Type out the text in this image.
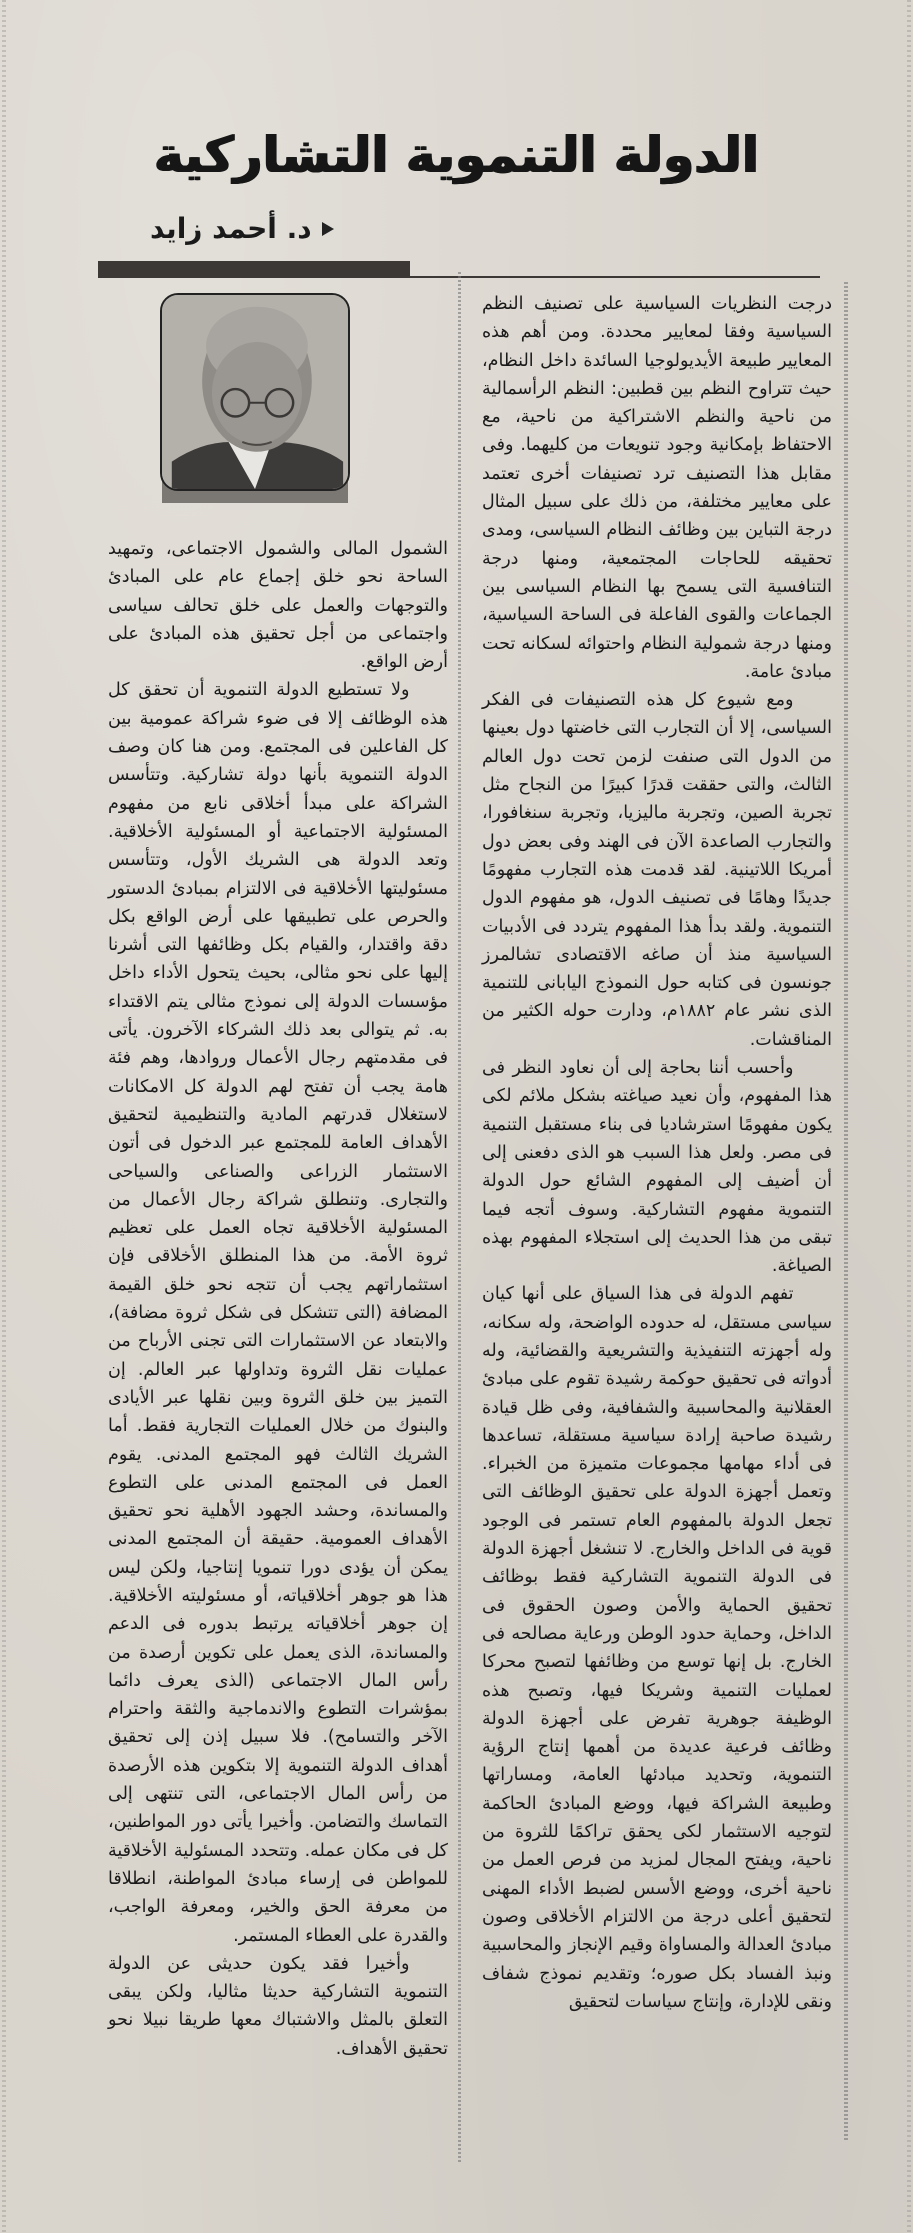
الدولة التنموية التشاركية
د. أحمد زايد

درجت النظريات السياسية على تصنيف النظم السياسية وفقا لمعايير محددة. ومن أهم هذه المعايير طبيعة الأيديولوجيا السائدة داخل النظام، حيث تتراوح النظم بين قطبين: النظم الرأسمالية من ناحية والنظم الاشتراكية من ناحية، مع الاحتفاظ بإمكانية وجود تنويعات من كليهما. وفى مقابل هذا التصنيف ترد تصنيفات أخرى تعتمد على معايير مختلفة، من ذلك على سبيل المثال درجة التباين بين وظائف النظام السياسى، ومدى تحقيقه للحاجات المجتمعية، ومنها درجة التنافسية التى يسمح بها النظام السياسى بين الجماعات والقوى الفاعلة فى الساحة السياسية، ومنها درجة شمولية النظام واحتوائه لسكانه تحت مبادئ عامة.

ومع شيوع كل هذه التصنيفات فى الفكر السياسى، إلا أن التجارب التى خاضتها دول بعينها من الدول التى صنفت لزمن تحت دول العالم الثالث، والتى حققت قدرًا كبيرًا من النجاح مثل تجربة الصين، وتجربة ماليزيا، وتجربة سنغافورا، والتجارب الصاعدة الآن فى الهند وفى بعض دول أمريكا اللاتينية. لقد قدمت هذه التجارب مفهومًا جديدًا وهامًا فى تصنيف الدول، هو مفهوم الدول التنموية. ولقد بدأ هذا المفهوم يتردد فى الأدبيات السياسية منذ أن صاغه الاقتصادى تشالمرز جونسون فى كتابه حول النموذج اليابانى للتنمية الذى نشر عام ١٨٨٢م، ودارت حوله الكثير من المناقشات.

وأحسب أننا بحاجة إلى أن نعاود النظر فى هذا المفهوم، وأن نعيد صياغته بشكل ملائم لكى يكون مفهومًا استرشاديا فى بناء مستقبل التنمية فى مصر. ولعل هذا السبب هو الذى دفعنى إلى أن أضيف إلى المفهوم الشائع حول الدولة التنموية مفهوم التشاركية. وسوف أتجه فيما تبقى من هذا الحديث إلى استجلاء المفهوم بهذه الصياغة.

تفهم الدولة فى هذا السياق على أنها كيان سياسى مستقل، له حدوده الواضحة، وله سكانه، وله أجهزته التنفيذية والتشريعية والقضائية، وله أدواته فى تحقيق حوكمة رشيدة تقوم على مبادئ العقلانية والمحاسبية والشفافية، وفى ظل قيادة رشيدة صاحبة إرادة سياسية مستقلة، تساعدها فى أداء مهامها مجموعات متميزة من الخبراء. وتعمل أجهزة الدولة على تحقيق الوظائف التى تجعل الدولة بالمفهوم العام تستمر فى الوجود قوية فى الداخل والخارج. لا تنشغل أجهزة الدولة فى الدولة التنموية التشاركية فقط بوظائف تحقيق الحماية والأمن وصون الحقوق فى الداخل، وحماية حدود الوطن ورعاية مصالحه فى الخارج. بل إنها توسع من وظائفها لتصبح محركا لعمليات التنمية وشريكا فيها، وتصبح هذه الوظيفة جوهرية تفرض على أجهزة الدولة وظائف فرعية عديدة من أهمها إنتاج الرؤية التنموية، وتحديد مبادئها العامة، ومساراتها وطبيعة الشراكة فيها، ووضع المبادئ الحاكمة لتوجيه الاستثمار لكى يحقق تراكمًا للثروة من ناحية، ويفتح المجال لمزيد من فرص العمل من ناحية أخرى، ووضع الأسس لضبط الأداء المهنى لتحقيق أعلى درجة من الالتزام الأخلاقى وصون مبادئ العدالة والمساواة وقيم الإنجاز والمحاسبية ونبذ الفساد بكل صوره؛ وتقديم نموذج شفاف ونقى للإدارة، وإنتاج سياسات لتحقيق

الشمول المالى والشمول الاجتماعى، وتمهيد الساحة نحو خلق إجماع عام على المبادئ والتوجهات والعمل على خلق تحالف سياسى واجتماعى من أجل تحقيق هذه المبادئ على أرض الواقع.

ولا تستطيع الدولة التنموية أن تحقق كل هذه الوظائف إلا فى ضوء شراكة عمومية بين كل الفاعلين فى المجتمع. ومن هنا كان وصف الدولة التنموية بأنها دولة تشاركية. وتتأسس الشراكة على مبدأ أخلاقى نابع من مفهوم المسئولية الاجتماعية أو المسئولية الأخلاقية. وتعد الدولة هى الشريك الأول، وتتأسس مسئوليتها الأخلاقية فى الالتزام بمبادئ الدستور والحرص على تطبيقها على أرض الواقع بكل دقة واقتدار، والقيام بكل وظائفها التى أشرنا إليها على نحو مثالى، بحيث يتحول الأداء داخل مؤسسات الدولة إلى نموذج مثالى يتم الاقتداء به. ثم يتوالى بعد ذلك الشركاء الآخرون. يأتى فى مقدمتهم رجال الأعمال وروادها، وهم فئة هامة يجب أن تفتح لهم الدولة كل الامكانات لاستغلال قدرتهم المادية والتنظيمية لتحقيق الأهداف العامة للمجتمع عبر الدخول فى أتون الاستثمار الزراعى والصناعى والسياحى والتجارى. وتنطلق شراكة رجال الأعمال من المسئولية الأخلاقية تجاه العمل على تعظيم ثروة الأمة. من هذا المنطلق الأخلاقى فإن استثماراتهم يجب أن تتجه نحو خلق القيمة المضافة (التى تتشكل فى شكل ثروة مضافة)، والابتعاد عن الاستثمارات التى تجنى الأرباح من عمليات نقل الثروة وتداولها عبر العالم. إن التميز بين خلق الثروة وبين نقلها عبر الأيادى والبنوك من خلال العمليات التجارية فقط. أما الشريك الثالث فهو المجتمع المدنى. يقوم العمل فى المجتمع المدنى على التطوع والمساندة، وحشد الجهود الأهلية نحو تحقيق الأهداف العمومية. حقيقة أن المجتمع المدنى يمكن أن يؤدى دورا تنمويا إنتاجيا، ولكن ليس هذا هو جوهر أخلاقياته، أو مسئوليته الأخلاقية. إن جوهر أخلاقياته يرتبط بدوره فى الدعم والمساندة، الذى يعمل على تكوين أرصدة من رأس المال الاجتماعى (الذى يعرف دائما بمؤشرات التطوع والاندماجية والثقة واحترام الآخر والتسامح). فلا سبيل إذن إلى تحقيق أهداف الدولة التنموية إلا بتكوين هذه الأرصدة من رأس المال الاجتماعى، التى تنتهى إلى التماسك والتضامن. وأخيرا يأتى دور المواطنين، كل فى مكان عمله. وتتحدد المسئولية الأخلاقية للمواطن فى إرساء مبادئ المواطنة، انطلاقا من معرفة الحق والخير، ومعرفة الواجب، والقدرة على العطاء المستمر.

وأخيرا فقد يكون حديثى عن الدولة التنموية التشاركية حديثا مثاليا، ولكن يبقى التعلق بالمثل والاشتباك معها طريقا نبيلا نحو تحقيق الأهداف.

▶ **THE PROBLEM**: Pictures in the records above are not copied; print everything else exactly.

▶ **EXPECTED ANSWER**:
Type out the text in this image.
الدولة التنموية التشاركية
د. أحمد زايد

درجت النظريات السياسية على تصنيف النظم السياسية وفقا لمعايير محددة. ومن أهم هذه المعايير طبيعة الأيديولوجيا السائدة داخل النظام، حيث تتراوح النظم بين قطبين: النظم الرأسمالية من ناحية والنظم الاشتراكية من ناحية، مع الاحتفاظ بإمكانية وجود تنويعات من كليهما. وفى مقابل هذا التصنيف ترد تصنيفات أخرى تعتمد على معايير مختلفة، من ذلك على سبيل المثال درجة التباين بين وظائف النظام السياسى، ومدى تحقيقه للحاجات المجتمعية، ومنها درجة التنافسية التى يسمح بها النظام السياسى بين الجماعات والقوى الفاعلة فى الساحة السياسية، ومنها درجة شمولية النظام واحتوائه لسكانه تحت مبادئ عامة.

ومع شيوع كل هذه التصنيفات فى الفكر السياسى، إلا أن التجارب التى خاضتها دول بعينها من الدول التى صنفت لزمن تحت دول العالم الثالث، والتى حققت قدرًا كبيرًا من النجاح مثل تجربة الصين، وتجربة ماليزيا، وتجربة سنغافورا، والتجارب الصاعدة الآن فى الهند وفى بعض دول أمريكا اللاتينية. لقد قدمت هذه التجارب مفهومًا جديدًا وهامًا فى تصنيف الدول، هو مفهوم الدول التنموية. ولقد بدأ هذا المفهوم يتردد فى الأدبيات السياسية منذ أن صاغه الاقتصادى تشالمرز جونسون فى كتابه حول النموذج اليابانى للتنمية الذى نشر عام ١٨٨٢م، ودارت حوله الكثير من المناقشات.

وأحسب أننا بحاجة إلى أن نعاود النظر فى هذا المفهوم، وأن نعيد صياغته بشكل ملائم لكى يكون مفهومًا استرشاديا فى بناء مستقبل التنمية فى مصر. ولعل هذا السبب هو الذى دفعنى إلى أن أضيف إلى المفهوم الشائع حول الدولة التنموية مفهوم التشاركية. وسوف أتجه فيما تبقى من هذا الحديث إلى استجلاء المفهوم بهذه الصياغة.

تفهم الدولة فى هذا السياق على أنها كيان سياسى مستقل، له حدوده الواضحة، وله سكانه، وله أجهزته التنفيذية والتشريعية والقضائية، وله أدواته فى تحقيق حوكمة رشيدة تقوم على مبادئ العقلانية والمحاسبية والشفافية، وفى ظل قيادة رشيدة صاحبة إرادة سياسية مستقلة، تساعدها فى أداء مهامها مجموعات متميزة من الخبراء. وتعمل أجهزة الدولة على تحقيق الوظائف التى تجعل الدولة بالمفهوم العام تستمر فى الوجود قوية فى الداخل والخارج. لا تنشغل أجهزة الدولة فى الدولة التنموية التشاركية فقط بوظائف تحقيق الحماية والأمن وصون الحقوق فى الداخل، وحماية حدود الوطن ورعاية مصالحه فى الخارج. بل إنها توسع من وظائفها لتصبح محركا لعمليات التنمية وشريكا فيها، وتصبح هذه الوظيفة جوهرية تفرض على أجهزة الدولة وظائف فرعية عديدة من أهمها إنتاج الرؤية التنموية، وتحديد مبادئها العامة، ومساراتها وطبيعة الشراكة فيها، ووضع المبادئ الحاكمة لتوجيه الاستثمار لكى يحقق تراكمًا للثروة من ناحية، ويفتح المجال لمزيد من فرص العمل من ناحية أخرى، ووضع الأسس لضبط الأداء المهنى لتحقيق أعلى درجة من الالتزام الأخلاقى وصون مبادئ العدالة والمساواة وقيم الإنجاز والمحاسبية ونبذ الفساد بكل صوره؛ وتقديم نموذج شفاف ونقى للإدارة، وإنتاج سياسات لتحقيق

الشمول المالى والشمول الاجتماعى، وتمهيد الساحة نحو خلق إجماع عام على المبادئ والتوجهات والعمل على خلق تحالف سياسى واجتماعى من أجل تحقيق هذه المبادئ على أرض الواقع.

ولا تستطيع الدولة التنموية أن تحقق كل هذه الوظائف إلا فى ضوء شراكة عمومية بين كل الفاعلين فى المجتمع. ومن هنا كان وصف الدولة التنموية بأنها دولة تشاركية. وتتأسس الشراكة على مبدأ أخلاقى نابع من مفهوم المسئولية الاجتماعية أو المسئولية الأخلاقية. وتعد الدولة هى الشريك الأول، وتتأسس مسئوليتها الأخلاقية فى الالتزام بمبادئ الدستور والحرص على تطبيقها على أرض الواقع بكل دقة واقتدار، والقيام بكل وظائفها التى أشرنا إليها على نحو مثالى، بحيث يتحول الأداء داخل مؤسسات الدولة إلى نموذج مثالى يتم الاقتداء به. ثم يتوالى بعد ذلك الشركاء الآخرون. يأتى فى مقدمتهم رجال الأعمال وروادها، وهم فئة هامة يجب أن تفتح لهم الدولة كل الامكانات لاستغلال قدرتهم المادية والتنظيمية لتحقيق الأهداف العامة للمجتمع عبر الدخول فى أتون الاستثمار الزراعى والصناعى والسياحى والتجارى. وتنطلق شراكة رجال الأعمال من المسئولية الأخلاقية تجاه العمل على تعظيم ثروة الأمة. من هذا المنطلق الأخلاقى فإن استثماراتهم يجب أن تتجه نحو خلق القيمة المضافة (التى تتشكل فى شكل ثروة مضافة)، والابتعاد عن الاستثمارات التى تجنى الأرباح من عمليات نقل الثروة وتداولها عبر العالم. إن التميز بين خلق الثروة وبين نقلها عبر الأيادى والبنوك من خلال العمليات التجارية فقط. أما الشريك الثالث فهو المجتمع المدنى. يقوم العمل فى المجتمع المدنى على التطوع والمساندة، وحشد الجهود الأهلية نحو تحقيق الأهداف العمومية. حقيقة أن المجتمع المدنى يمكن أن يؤدى دورا تنمويا إنتاجيا، ولكن ليس هذا هو جوهر أخلاقياته، أو مسئوليته الأخلاقية. إن جوهر أخلاقياته يرتبط بدوره فى الدعم والمساندة، الذى يعمل على تكوين أرصدة من رأس المال الاجتماعى (الذى يعرف دائما بمؤشرات التطوع والاندماجية والثقة واحترام الآخر والتسامح). فلا سبيل إذن إلى تحقيق أهداف الدولة التنموية إلا بتكوين هذه الأرصدة من رأس المال الاجتماعى، التى تنتهى إلى التماسك والتضامن. وأخيرا يأتى دور المواطنين، كل فى مكان عمله. وتتحدد المسئولية الأخلاقية للمواطن فى إرساء مبادئ المواطنة، انطلاقا من معرفة الحق والخير، ومعرفة الواجب، والقدرة على العطاء المستمر.

وأخيرا فقد يكون حديثى عن الدولة التنموية التشاركية حديثا مثاليا، ولكن يبقى التعلق بالمثل والاشتباك معها طريقا نبيلا نحو تحقيق الأهداف.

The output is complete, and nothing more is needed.